#### [WORK TO COMPLETE]
Reproduce every record below exactly as it appears.

(Extracted data entries)
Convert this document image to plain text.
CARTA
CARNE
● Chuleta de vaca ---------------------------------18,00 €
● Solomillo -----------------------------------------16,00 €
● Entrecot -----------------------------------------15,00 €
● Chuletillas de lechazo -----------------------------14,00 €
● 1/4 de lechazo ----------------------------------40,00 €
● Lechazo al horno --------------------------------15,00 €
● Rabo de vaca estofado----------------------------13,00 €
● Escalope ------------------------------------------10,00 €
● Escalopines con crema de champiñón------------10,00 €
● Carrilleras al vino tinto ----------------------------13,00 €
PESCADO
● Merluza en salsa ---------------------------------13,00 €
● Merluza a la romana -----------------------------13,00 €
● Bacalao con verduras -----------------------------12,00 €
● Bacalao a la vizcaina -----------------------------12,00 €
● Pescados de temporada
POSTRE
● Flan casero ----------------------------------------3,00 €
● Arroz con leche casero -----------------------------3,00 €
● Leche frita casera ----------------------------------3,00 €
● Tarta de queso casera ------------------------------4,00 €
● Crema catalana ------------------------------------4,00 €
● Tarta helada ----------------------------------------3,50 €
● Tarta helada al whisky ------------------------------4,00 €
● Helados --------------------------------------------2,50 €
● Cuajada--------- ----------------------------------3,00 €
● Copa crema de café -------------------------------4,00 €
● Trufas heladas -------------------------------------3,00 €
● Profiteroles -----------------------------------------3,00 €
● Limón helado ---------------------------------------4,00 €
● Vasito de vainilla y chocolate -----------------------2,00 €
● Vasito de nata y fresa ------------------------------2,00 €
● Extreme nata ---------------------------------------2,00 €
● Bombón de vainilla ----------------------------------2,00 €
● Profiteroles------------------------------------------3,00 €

#### [ANSWER TO THE PROBLEM]
Convert this document image to plain text.
CARTA
CARNE
● Chuleta de vaca ---------------------------------18,00 €
● Solomillo -----------------------------------------16,00 €
● Entrecot -----------------------------------------15,00 €
● Chuletillas de lechazo -----------------------------14,00 €
● 1/4 de lechazo ----------------------------------40,00 €
● Lechazo al horno --------------------------------15,00 €
● Rabo de vaca estofado----------------------------13,00 €
● Escalope ------------------------------------------10,00 €
● Escalopines con crema de champiñón------------10,00 €
● Carrilleras al vino tinto ----------------------------13,00 €
PESCADO
● Merluza en salsa ---------------------------------13,00 €
● Merluza a la romana -----------------------------13,00 €
● Bacalao con verduras -----------------------------12,00 €
● Bacalao a la vizcaina -----------------------------12,00 €
● Pescados de temporada
POSTRE
● Flan casero ----------------------------------------3,00 €
● Arroz con leche casero -----------------------------3,00 €
● Leche frita casera ----------------------------------3,00 €
● Tarta de queso casera ------------------------------4,00 €
● Crema catalana ------------------------------------4,00 €
● Tarta helada ----------------------------------------3,50 €
● Tarta helada al whisky ------------------------------4,00 €
● Helados --------------------------------------------2,50 €
● Cuajada--------- ----------------------------------3,00 €
● Copa crema de café -------------------------------4,00 €
● Trufas heladas -------------------------------------3,00 €
● Profiteroles -----------------------------------------3,00 €
● Limón helado ---------------------------------------4,00 €
● Vasito de vainilla y chocolate -----------------------2,00 €
● Vasito de nata y fresa ------------------------------2,00 €
● Extreme nata ---------------------------------------2,00 €
● Bombón de vainilla ----------------------------------2,00 €
● Profiteroles------------------------------------------3,00 €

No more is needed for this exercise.